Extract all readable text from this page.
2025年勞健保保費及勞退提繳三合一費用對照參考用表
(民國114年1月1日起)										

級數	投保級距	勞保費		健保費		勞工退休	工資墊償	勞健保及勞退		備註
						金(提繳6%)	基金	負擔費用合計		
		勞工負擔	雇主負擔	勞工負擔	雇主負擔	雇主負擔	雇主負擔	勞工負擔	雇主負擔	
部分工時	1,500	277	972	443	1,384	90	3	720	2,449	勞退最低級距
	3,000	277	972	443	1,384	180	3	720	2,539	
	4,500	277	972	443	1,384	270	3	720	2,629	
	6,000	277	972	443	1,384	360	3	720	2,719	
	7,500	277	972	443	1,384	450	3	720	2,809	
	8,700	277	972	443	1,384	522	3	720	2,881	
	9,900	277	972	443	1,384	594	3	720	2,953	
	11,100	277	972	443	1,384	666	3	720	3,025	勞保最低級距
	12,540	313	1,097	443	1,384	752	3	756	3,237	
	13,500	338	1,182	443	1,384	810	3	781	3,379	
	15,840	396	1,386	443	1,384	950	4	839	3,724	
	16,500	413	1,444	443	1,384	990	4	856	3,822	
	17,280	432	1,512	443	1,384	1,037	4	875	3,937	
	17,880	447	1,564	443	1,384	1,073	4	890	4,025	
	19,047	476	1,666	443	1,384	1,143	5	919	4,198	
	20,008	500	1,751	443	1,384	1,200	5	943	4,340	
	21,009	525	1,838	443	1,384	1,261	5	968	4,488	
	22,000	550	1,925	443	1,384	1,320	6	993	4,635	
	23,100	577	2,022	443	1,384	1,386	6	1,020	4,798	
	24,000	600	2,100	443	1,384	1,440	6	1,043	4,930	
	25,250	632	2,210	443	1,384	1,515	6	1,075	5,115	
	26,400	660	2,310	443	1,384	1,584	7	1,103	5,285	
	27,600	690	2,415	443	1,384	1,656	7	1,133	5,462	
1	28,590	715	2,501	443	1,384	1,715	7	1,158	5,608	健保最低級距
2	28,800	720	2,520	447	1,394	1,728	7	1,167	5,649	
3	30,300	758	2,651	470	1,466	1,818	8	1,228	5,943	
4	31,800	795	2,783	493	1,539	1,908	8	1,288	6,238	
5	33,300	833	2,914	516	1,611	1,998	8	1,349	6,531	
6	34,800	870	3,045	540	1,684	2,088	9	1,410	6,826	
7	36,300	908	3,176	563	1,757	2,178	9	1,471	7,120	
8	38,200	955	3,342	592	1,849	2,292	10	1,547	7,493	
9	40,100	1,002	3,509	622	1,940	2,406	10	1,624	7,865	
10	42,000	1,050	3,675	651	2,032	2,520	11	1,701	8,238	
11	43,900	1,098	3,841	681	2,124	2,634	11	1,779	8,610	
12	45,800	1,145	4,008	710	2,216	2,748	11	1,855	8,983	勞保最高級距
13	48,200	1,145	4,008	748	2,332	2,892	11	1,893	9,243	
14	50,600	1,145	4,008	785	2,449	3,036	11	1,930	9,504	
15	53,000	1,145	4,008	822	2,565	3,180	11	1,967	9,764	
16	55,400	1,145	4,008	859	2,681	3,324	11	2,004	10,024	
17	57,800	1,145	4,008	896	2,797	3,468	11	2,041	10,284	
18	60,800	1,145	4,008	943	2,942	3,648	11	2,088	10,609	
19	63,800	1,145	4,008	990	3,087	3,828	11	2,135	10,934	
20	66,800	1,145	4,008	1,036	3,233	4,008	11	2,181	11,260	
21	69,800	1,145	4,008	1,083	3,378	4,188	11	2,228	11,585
────────
[Problem to work on]
Exactly reproduce all of the entries above.

[Task result]
Extract all readable text from this page.
2025年勞健保保費及勞退提繳三合一費用對照參考用表
(民國114年1月1日起)										

級數	投保級距	勞保費		健保費		勞工退休	工資墊償	勞健保及勞退		備註
						金(提繳6%)	基金	負擔費用合計		
		勞工負擔	雇主負擔	勞工負擔	雇主負擔	雇主負擔	雇主負擔	勞工負擔	雇主負擔	
部分工時	1,500	277	972	443	1,384	90	3	720	2,449	勞退最低級距
	3,000	277	972	443	1,384	180	3	720	2,539	
	4,500	277	972	443	1,384	270	3	720	2,629	
	6,000	277	972	443	1,384	360	3	720	2,719	
	7,500	277	972	443	1,384	450	3	720	2,809	
	8,700	277	972	443	1,384	522	3	720	2,881	
	9,900	277	972	443	1,384	594	3	720	2,953	
	11,100	277	972	443	1,384	666	3	720	3,025	勞保最低級距
	12,540	313	1,097	443	1,384	752	3	756	3,237	
	13,500	338	1,182	443	1,384	810	3	781	3,379	
	15,840	396	1,386	443	1,384	950	4	839	3,724	
	16,500	413	1,444	443	1,384	990	4	856	3,822	
	17,280	432	1,512	443	1,384	1,037	4	875	3,937	
	17,880	447	1,564	443	1,384	1,073	4	890	4,025	
	19,047	476	1,666	443	1,384	1,143	5	919	4,198	
	20,008	500	1,751	443	1,384	1,200	5	943	4,340	
	21,009	525	1,838	443	1,384	1,261	5	968	4,488	
	22,000	550	1,925	443	1,384	1,320	6	993	4,635	
	23,100	577	2,022	443	1,384	1,386	6	1,020	4,798	
	24,000	600	2,100	443	1,384	1,440	6	1,043	4,930	
	25,250	632	2,210	443	1,384	1,515	6	1,075	5,115	
	26,400	660	2,310	443	1,384	1,584	7	1,103	5,285	
	27,600	690	2,415	443	1,384	1,656	7	1,133	5,462	
1	28,590	715	2,501	443	1,384	1,715	7	1,158	5,608	健保最低級距
2	28,800	720	2,520	447	1,394	1,728	7	1,167	5,649	
3	30,300	758	2,651	470	1,466	1,818	8	1,228	5,943	
4	31,800	795	2,783	493	1,539	1,908	8	1,288	6,238	
5	33,300	833	2,914	516	1,611	1,998	8	1,349	6,531	
6	34,800	870	3,045	540	1,684	2,088	9	1,410	6,826	
7	36,300	908	3,176	563	1,757	2,178	9	1,471	7,120	
8	38,200	955	3,342	592	1,849	2,292	10	1,547	7,493	
9	40,100	1,002	3,509	622	1,940	2,406	10	1,624	7,865	
10	42,000	1,050	3,675	651	2,032	2,520	11	1,701	8,238	
11	43,900	1,098	3,841	681	2,124	2,634	11	1,779	8,610	
12	45,800	1,145	4,008	710	2,216	2,748	11	1,855	8,983	勞保最高級距
13	48,200	1,145	4,008	748	2,332	2,892	11	1,893	9,243	
14	50,600	1,145	4,008	785	2,449	3,036	11	1,930	9,504	
15	53,000	1,145	4,008	822	2,565	3,180	11	1,967	9,764	
16	55,400	1,145	4,008	859	2,681	3,324	11	2,004	10,024	
17	57,800	1,145	4,008	896	2,797	3,468	11	2,041	10,284	
18	60,800	1,145	4,008	943	2,942	3,648	11	2,088	10,609	
19	63,800	1,145	4,008	990	3,087	3,828	11	2,135	10,934	
20	66,800	1,145	4,008	1,036	3,233	4,008	11	2,181	11,260	
21	69,800	1,145	4,008	1,083	3,378	4,188	11	2,228	11,585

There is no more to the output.